Input records:
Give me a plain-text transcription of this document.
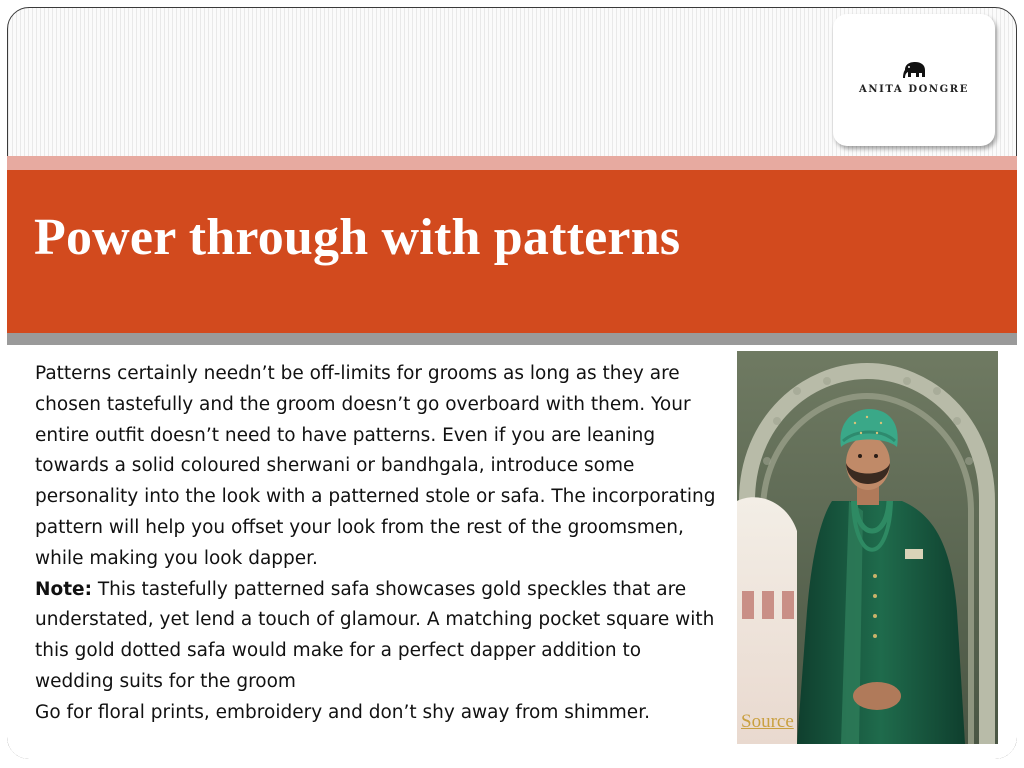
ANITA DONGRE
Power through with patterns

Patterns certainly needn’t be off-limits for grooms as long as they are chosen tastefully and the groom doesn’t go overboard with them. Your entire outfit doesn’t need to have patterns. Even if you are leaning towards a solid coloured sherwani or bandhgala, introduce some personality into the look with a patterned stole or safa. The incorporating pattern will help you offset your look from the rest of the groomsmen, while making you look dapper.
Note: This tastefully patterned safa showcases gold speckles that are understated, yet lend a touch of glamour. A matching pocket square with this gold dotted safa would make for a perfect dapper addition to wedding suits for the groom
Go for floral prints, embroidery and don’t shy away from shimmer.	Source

...

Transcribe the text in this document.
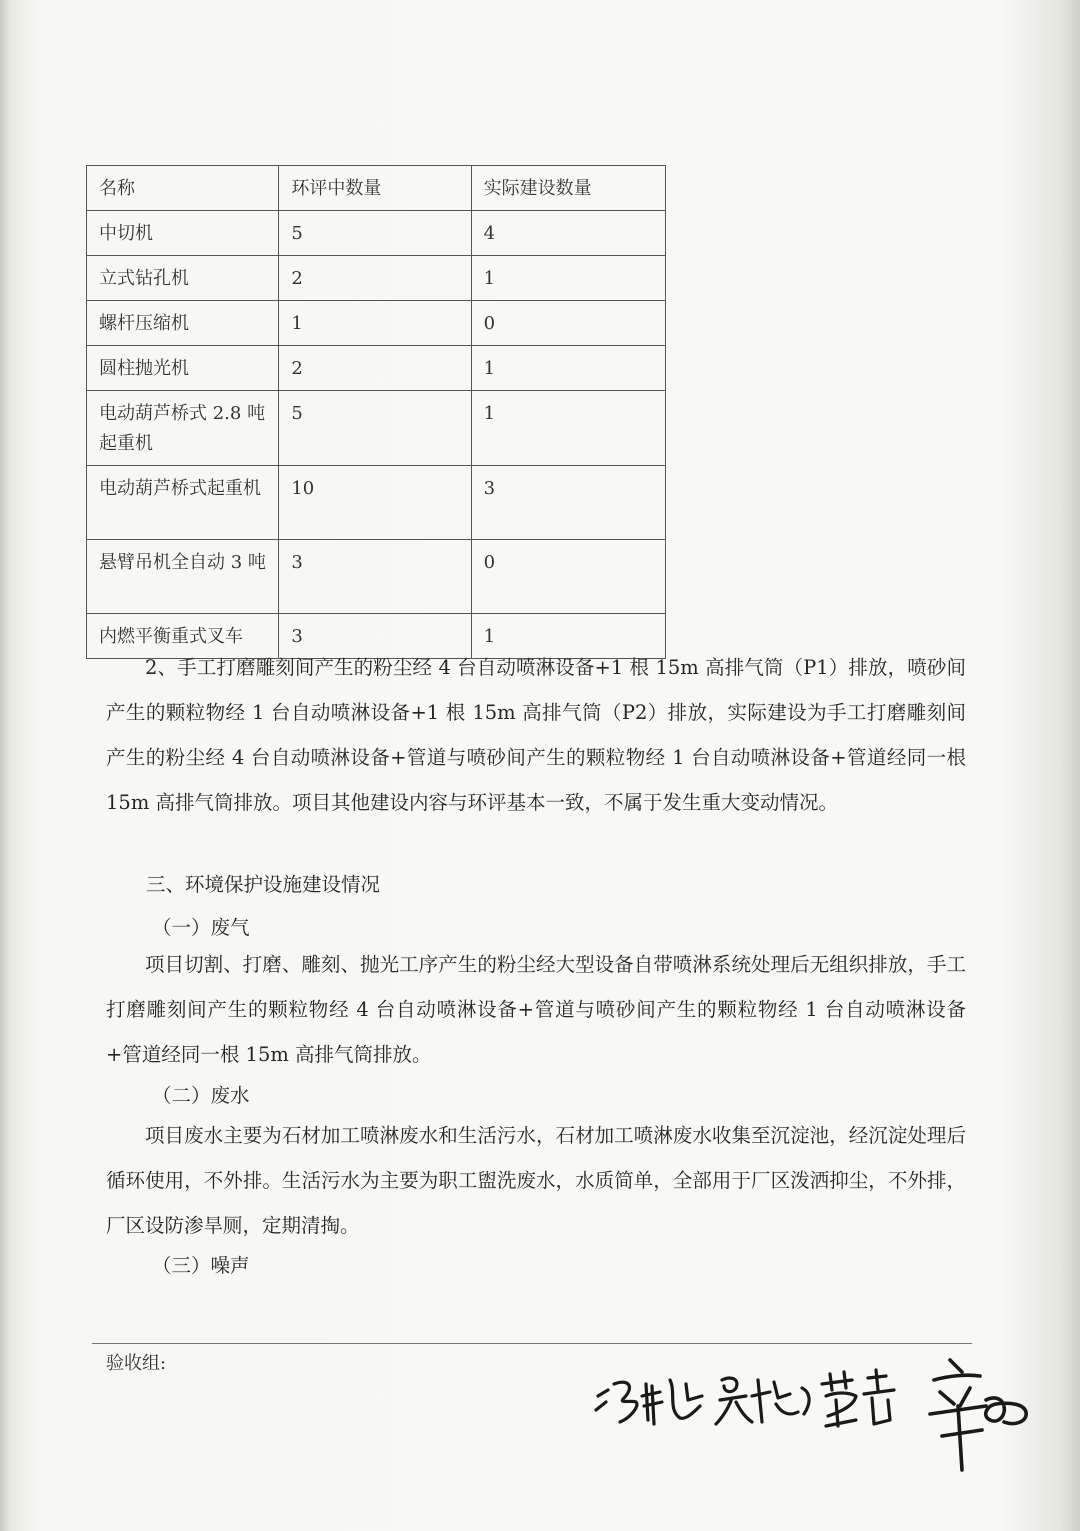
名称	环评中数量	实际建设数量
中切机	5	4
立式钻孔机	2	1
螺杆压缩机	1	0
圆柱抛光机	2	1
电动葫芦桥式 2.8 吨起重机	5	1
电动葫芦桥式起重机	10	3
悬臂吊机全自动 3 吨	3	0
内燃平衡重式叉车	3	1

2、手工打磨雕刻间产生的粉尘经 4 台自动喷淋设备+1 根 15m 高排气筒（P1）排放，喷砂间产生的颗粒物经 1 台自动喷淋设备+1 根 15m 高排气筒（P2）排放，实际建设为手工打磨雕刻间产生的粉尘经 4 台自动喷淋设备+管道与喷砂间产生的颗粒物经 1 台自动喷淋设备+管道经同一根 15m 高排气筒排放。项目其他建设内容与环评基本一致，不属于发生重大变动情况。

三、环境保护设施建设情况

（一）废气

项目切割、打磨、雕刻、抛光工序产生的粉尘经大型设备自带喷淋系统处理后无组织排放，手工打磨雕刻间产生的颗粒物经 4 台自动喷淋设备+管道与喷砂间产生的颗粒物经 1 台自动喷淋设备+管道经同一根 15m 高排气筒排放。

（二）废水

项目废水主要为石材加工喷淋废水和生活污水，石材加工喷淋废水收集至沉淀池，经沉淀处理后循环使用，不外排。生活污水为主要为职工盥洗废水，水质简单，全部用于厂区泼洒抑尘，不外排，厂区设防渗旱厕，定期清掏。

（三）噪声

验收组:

--

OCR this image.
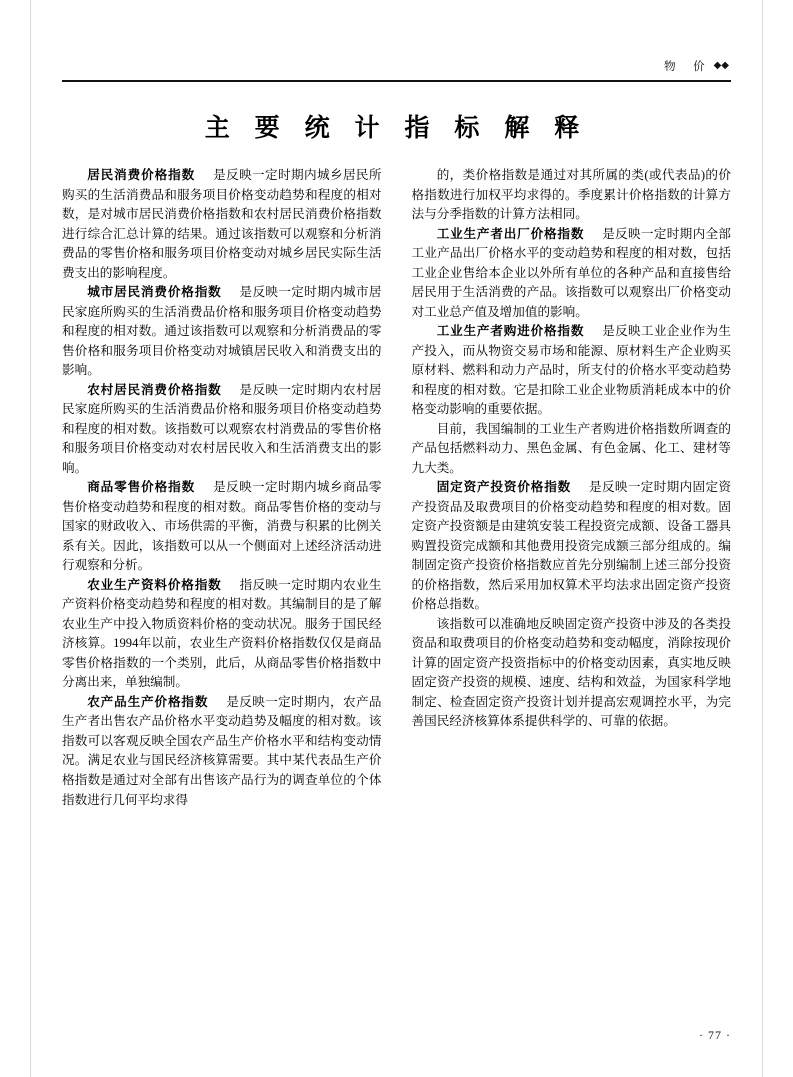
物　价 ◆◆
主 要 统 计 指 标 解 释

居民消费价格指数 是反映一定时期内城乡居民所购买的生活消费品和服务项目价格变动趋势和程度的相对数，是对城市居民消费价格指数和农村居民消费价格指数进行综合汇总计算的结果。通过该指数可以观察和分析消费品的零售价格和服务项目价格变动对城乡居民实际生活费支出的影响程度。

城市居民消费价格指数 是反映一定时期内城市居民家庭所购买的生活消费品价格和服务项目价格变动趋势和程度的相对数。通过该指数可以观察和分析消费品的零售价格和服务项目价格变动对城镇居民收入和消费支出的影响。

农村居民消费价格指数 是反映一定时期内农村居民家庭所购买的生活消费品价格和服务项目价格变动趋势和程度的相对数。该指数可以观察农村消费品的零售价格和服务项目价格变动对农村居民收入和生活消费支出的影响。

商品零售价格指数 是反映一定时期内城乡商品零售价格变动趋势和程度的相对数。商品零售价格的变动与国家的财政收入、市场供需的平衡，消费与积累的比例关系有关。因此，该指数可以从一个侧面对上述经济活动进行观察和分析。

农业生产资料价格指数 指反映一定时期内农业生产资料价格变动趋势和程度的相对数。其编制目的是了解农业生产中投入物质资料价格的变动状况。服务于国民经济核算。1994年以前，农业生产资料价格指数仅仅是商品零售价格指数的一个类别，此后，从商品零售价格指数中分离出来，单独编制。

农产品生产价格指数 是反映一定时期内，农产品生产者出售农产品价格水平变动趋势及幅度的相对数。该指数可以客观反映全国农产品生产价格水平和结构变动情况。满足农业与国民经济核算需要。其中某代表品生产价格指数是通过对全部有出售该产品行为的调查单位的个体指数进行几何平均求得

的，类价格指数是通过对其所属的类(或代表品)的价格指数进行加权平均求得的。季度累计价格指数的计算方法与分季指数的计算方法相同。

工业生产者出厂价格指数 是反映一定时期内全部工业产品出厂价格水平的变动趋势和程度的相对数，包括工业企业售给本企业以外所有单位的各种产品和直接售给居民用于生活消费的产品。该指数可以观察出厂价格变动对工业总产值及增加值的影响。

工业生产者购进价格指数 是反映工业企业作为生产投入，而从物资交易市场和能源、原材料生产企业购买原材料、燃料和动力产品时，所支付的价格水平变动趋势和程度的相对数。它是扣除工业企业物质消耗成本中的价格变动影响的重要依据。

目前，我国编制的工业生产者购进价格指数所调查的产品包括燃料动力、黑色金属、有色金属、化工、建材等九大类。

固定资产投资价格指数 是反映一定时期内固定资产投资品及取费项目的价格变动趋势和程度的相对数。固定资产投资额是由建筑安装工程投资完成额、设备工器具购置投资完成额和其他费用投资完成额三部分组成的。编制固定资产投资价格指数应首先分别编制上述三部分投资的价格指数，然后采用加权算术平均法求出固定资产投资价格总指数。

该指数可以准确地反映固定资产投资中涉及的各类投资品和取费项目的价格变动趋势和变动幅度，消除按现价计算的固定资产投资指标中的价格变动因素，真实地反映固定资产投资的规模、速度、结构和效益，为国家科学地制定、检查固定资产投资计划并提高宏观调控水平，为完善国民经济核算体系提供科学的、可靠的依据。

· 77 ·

Exercise brief: Using the records above, copy every line that has the word "dapper" in it.

Completed task:
Patterns certainly needn’t be off-limits for grooms as long as they are chosen tastefully and the groom doesn’t go overboard with them. Your entire outfit doesn’t need to have patterns. Even if you are leaning towards a solid coloured sherwani or bandhgala, introduce some personality into the look with a patterned stole or safa. The incorporating pattern will help you offset your look from the rest of the groomsmen, while making you look dapper.
Note: This tastefully patterned safa showcases gold speckles that are understated, yet lend a touch of glamour. A matching pocket square with this gold dotted safa would make for a perfect dapper addition to wedding suits for the groom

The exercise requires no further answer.